• **TASK DIRECTIONS**: Output all records precisely as written.

• **GIVEN DATA**:
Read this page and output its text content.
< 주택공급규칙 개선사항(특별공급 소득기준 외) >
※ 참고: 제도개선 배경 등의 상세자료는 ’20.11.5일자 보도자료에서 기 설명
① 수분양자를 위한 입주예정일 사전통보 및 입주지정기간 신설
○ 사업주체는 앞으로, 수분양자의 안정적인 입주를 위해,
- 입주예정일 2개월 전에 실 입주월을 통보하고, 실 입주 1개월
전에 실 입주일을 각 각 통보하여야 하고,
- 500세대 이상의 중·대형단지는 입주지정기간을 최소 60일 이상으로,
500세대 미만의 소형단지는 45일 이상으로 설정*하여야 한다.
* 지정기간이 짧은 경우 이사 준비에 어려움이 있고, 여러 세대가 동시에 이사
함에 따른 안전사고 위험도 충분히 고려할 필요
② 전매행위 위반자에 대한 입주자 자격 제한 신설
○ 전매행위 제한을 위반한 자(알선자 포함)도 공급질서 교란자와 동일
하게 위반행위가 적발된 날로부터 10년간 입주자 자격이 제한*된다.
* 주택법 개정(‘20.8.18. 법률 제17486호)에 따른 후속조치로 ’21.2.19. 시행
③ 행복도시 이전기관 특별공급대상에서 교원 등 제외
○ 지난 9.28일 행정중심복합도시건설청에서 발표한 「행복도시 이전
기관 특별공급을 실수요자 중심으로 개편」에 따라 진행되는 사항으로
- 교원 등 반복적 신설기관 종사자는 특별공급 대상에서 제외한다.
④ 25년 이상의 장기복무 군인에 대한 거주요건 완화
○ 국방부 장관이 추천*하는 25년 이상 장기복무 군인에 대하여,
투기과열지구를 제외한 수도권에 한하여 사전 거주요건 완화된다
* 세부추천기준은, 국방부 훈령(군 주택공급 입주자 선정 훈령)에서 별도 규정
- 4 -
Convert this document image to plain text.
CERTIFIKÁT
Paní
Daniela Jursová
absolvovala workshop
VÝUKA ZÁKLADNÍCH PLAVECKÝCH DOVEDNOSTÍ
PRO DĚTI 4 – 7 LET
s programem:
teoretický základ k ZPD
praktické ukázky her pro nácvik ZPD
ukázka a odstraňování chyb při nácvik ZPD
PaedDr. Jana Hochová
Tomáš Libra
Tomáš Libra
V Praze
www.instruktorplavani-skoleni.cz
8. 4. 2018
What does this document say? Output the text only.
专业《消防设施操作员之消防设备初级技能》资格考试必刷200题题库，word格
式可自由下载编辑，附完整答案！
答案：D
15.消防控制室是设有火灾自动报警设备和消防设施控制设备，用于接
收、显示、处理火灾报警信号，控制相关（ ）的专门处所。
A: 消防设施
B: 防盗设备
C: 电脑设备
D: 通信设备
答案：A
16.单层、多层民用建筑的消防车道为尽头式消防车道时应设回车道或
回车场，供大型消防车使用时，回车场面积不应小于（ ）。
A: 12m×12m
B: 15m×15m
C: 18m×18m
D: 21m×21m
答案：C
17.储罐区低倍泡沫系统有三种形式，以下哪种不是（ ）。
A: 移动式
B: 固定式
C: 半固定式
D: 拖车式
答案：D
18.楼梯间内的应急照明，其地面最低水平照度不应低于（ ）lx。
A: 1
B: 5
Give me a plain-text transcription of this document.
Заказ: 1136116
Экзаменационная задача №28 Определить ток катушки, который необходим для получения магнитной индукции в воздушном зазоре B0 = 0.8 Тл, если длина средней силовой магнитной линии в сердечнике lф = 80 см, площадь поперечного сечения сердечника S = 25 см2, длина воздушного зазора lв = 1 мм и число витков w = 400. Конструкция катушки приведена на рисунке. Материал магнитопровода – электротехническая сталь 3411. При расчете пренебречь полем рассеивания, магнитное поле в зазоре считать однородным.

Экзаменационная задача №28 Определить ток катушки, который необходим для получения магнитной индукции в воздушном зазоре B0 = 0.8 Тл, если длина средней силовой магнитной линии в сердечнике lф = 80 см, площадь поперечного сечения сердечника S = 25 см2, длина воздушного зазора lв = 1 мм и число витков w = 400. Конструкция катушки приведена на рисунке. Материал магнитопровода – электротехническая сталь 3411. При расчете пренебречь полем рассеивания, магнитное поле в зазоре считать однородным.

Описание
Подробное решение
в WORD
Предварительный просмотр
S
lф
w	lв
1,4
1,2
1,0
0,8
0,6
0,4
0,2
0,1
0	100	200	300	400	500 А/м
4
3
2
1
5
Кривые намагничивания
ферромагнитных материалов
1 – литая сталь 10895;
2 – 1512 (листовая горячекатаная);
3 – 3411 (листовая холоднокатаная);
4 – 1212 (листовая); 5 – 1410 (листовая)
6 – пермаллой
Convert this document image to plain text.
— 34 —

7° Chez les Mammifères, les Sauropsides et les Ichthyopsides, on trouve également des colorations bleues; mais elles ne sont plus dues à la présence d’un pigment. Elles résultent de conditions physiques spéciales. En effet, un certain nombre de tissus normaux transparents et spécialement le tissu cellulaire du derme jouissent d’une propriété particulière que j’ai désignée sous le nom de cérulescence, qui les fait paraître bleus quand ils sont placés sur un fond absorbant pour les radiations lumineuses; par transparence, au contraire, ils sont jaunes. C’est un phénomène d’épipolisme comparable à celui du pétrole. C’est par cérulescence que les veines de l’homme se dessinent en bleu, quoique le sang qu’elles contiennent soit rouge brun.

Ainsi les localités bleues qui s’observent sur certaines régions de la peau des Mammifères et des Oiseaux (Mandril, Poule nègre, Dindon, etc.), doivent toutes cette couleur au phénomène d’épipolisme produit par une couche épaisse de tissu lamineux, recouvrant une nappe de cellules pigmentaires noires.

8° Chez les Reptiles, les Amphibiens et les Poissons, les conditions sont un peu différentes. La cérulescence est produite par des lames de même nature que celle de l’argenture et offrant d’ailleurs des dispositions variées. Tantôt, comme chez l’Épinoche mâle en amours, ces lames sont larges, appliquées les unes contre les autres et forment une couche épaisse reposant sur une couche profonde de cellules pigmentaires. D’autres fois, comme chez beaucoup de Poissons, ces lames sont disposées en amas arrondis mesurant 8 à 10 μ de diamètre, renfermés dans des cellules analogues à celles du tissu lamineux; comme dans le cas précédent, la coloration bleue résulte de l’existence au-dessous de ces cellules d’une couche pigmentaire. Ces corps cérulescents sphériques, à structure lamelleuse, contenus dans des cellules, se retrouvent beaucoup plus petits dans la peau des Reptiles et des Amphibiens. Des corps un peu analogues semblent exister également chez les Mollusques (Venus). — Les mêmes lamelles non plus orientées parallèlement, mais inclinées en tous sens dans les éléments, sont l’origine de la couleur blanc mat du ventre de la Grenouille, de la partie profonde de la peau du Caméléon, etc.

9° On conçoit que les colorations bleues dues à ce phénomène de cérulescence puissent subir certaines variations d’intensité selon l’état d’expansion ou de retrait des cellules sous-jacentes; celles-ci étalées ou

• **THE SOLUTION**:
Read this page and output its text content.
< 주택공급규칙 개선사항(특별공급 소득기준 외) >
※ 참고: 제도개선 배경 등의 상세자료는 ’20.11.5일자 보도자료에서 기 설명
① 수분양자를 위한 입주예정일 사전통보 및 입주지정기간 신설
○ 사업주체는 앞으로, 수분양자의 안정적인 입주를 위해,
- 입주예정일 2개월 전에 실 입주월을 통보하고, 실 입주 1개월
전에 실 입주일을 각 각 통보하여야 하고,
- 500세대 이상의 중·대형단지는 입주지정기간을 최소 60일 이상으로,
500세대 미만의 소형단지는 45일 이상으로 설정*하여야 한다.
* 지정기간이 짧은 경우 이사 준비에 어려움이 있고, 여러 세대가 동시에 이사
함에 따른 안전사고 위험도 충분히 고려할 필요
② 전매행위 위반자에 대한 입주자 자격 제한 신설
○ 전매행위 제한을 위반한 자(알선자 포함)도 공급질서 교란자와 동일
하게 위반행위가 적발된 날로부터 10년간 입주자 자격이 제한*된다.
* 주택법 개정(‘20.8.18. 법률 제17486호)에 따른 후속조치로 ’21.2.19. 시행
③ 행복도시 이전기관 특별공급대상에서 교원 등 제외
○ 지난 9.28일 행정중심복합도시건설청에서 발표한 「행복도시 이전
기관 특별공급을 실수요자 중심으로 개편」에 따라 진행되는 사항으로
- 교원 등 반복적 신설기관 종사자는 특별공급 대상에서 제외한다.
④ 25년 이상의 장기복무 군인에 대한 거주요건 완화
○ 국방부 장관이 추천*하는 25년 이상 장기복무 군인에 대하여,
투기과열지구를 제외한 수도권에 한하여 사전 거주요건 완화된다
* 세부추천기준은, 국방부 훈령(군 주택공급 입주자 선정 훈령)에서 별도 규정
- 4 -
Convert this document image to plain text.
CERTIFIKÁT
Paní
Daniela Jursová
absolvovala workshop
VÝUKA ZÁKLADNÍCH PLAVECKÝCH DOVEDNOSTÍ
PRO DĚTI 4 – 7 LET
s programem:
teoretický základ k ZPD
praktické ukázky her pro nácvik ZPD
ukázka a odstraňování chyb při nácvik ZPD
PaedDr. Jana Hochová
Tomáš Libra
Tomáš Libra
V Praze
www.instruktorplavani-skoleni.cz
8. 4. 2018
What does this document say? Output the text only.
专业《消防设施操作员之消防设备初级技能》资格考试必刷200题题库，word格
式可自由下载编辑，附完整答案！
答案：D
15.消防控制室是设有火灾自动报警设备和消防设施控制设备，用于接
收、显示、处理火灾报警信号，控制相关（ ）的专门处所。
A: 消防设施
B: 防盗设备
C: 电脑设备
D: 通信设备
答案：A
16.单层、多层民用建筑的消防车道为尽头式消防车道时应设回车道或
回车场，供大型消防车使用时，回车场面积不应小于（ ）。
A: 12m×12m
B: 15m×15m
C: 18m×18m
D: 21m×21m
答案：C
17.储罐区低倍泡沫系统有三种形式，以下哪种不是（ ）。
A: 移动式
B: 固定式
C: 半固定式
D: 拖车式
答案：D
18.楼梯间内的应急照明，其地面最低水平照度不应低于（ ）lx。
A: 1
B: 5
Give me a plain-text transcription of this document.
Заказ: 1136116
Экзаменационная задача №28 Определить ток катушки, который необходим для получения магнитной индукции в воздушном зазоре B0 = 0.8 Тл, если длина средней силовой магнитной линии в сердечнике lф = 80 см, площадь поперечного сечения сердечника S = 25 см2, длина воздушного зазора lв = 1 мм и число витков w = 400. Конструкция катушки приведена на рисунке. Материал магнитопровода – электротехническая сталь 3411. При расчете пренебречь полем рассеивания, магнитное поле в зазоре считать однородным.

Экзаменационная задача №28 Определить ток катушки, который необходим для получения магнитной индукции в воздушном зазоре B0 = 0.8 Тл, если длина средней силовой магнитной линии в сердечнике lф = 80 см, площадь поперечного сечения сердечника S = 25 см2, длина воздушного зазора lв = 1 мм и число витков w = 400. Конструкция катушки приведена на рисунке. Материал магнитопровода – электротехническая сталь 3411. При расчете пренебречь полем рассеивания, магнитное поле в зазоре считать однородным.

Описание
Подробное решение
в WORD
Предварительный просмотр
S
lф
w	lв
1,4
1,2
1,0
0,8
0,6
0,4
0,2
0,1
0	100	200	300	400	500 А/м
4
3
2
1
5
Кривые намагничивания
ферромагнитных материалов
1 – литая сталь 10895;
2 – 1512 (листовая горячекатаная);
3 – 3411 (листовая холоднокатаная);
4 – 1212 (листовая); 5 – 1410 (листовая)
6 – пермаллой
Convert this document image to plain text.
— 34 —

7° Chez les Mammifères, les Sauropsides et les Ichthyopsides, on trouve également des colorations bleues; mais elles ne sont plus dues à la présence d’un pigment. Elles résultent de conditions physiques spéciales. En effet, un certain nombre de tissus normaux transparents et spécialement le tissu cellulaire du derme jouissent d’une propriété particulière que j’ai désignée sous le nom de cérulescence, qui les fait paraître bleus quand ils sont placés sur un fond absorbant pour les radiations lumineuses; par transparence, au contraire, ils sont jaunes. C’est un phénomène d’épipolisme comparable à celui du pétrole. C’est par cérulescence que les veines de l’homme se dessinent en bleu, quoique le sang qu’elles contiennent soit rouge brun.

Ainsi les localités bleues qui s’observent sur certaines régions de la peau des Mammifères et des Oiseaux (Mandril, Poule nègre, Dindon, etc.), doivent toutes cette couleur au phénomène d’épipolisme produit par une couche épaisse de tissu lamineux, recouvrant une nappe de cellules pigmentaires noires.

8° Chez les Reptiles, les Amphibiens et les Poissons, les conditions sont un peu différentes. La cérulescence est produite par des lames de même nature que celle de l’argenture et offrant d’ailleurs des dispositions variées. Tantôt, comme chez l’Épinoche mâle en amours, ces lames sont larges, appliquées les unes contre les autres et forment une couche épaisse reposant sur une couche profonde de cellules pigmentaires. D’autres fois, comme chez beaucoup de Poissons, ces lames sont disposées en amas arrondis mesurant 8 à 10 μ de diamètre, renfermés dans des cellules analogues à celles du tissu lamineux; comme dans le cas précédent, la coloration bleue résulte de l’existence au-dessous de ces cellules d’une couche pigmentaire. Ces corps cérulescents sphériques, à structure lamelleuse, contenus dans des cellules, se retrouvent beaucoup plus petits dans la peau des Reptiles et des Amphibiens. Des corps un peu analogues semblent exister également chez les Mollusques (Venus). — Les mêmes lamelles non plus orientées parallèlement, mais inclinées en tous sens dans les éléments, sont l’origine de la couleur blanc mat du ventre de la Grenouille, de la partie profonde de la peau du Caméléon, etc.

9° On conçoit que les colorations bleues dues à ce phénomène de cérulescence puissent subir certaines variations d’intensité selon l’état d’expansion ou de retrait des cellules sous-jacentes; celles-ci étalées ou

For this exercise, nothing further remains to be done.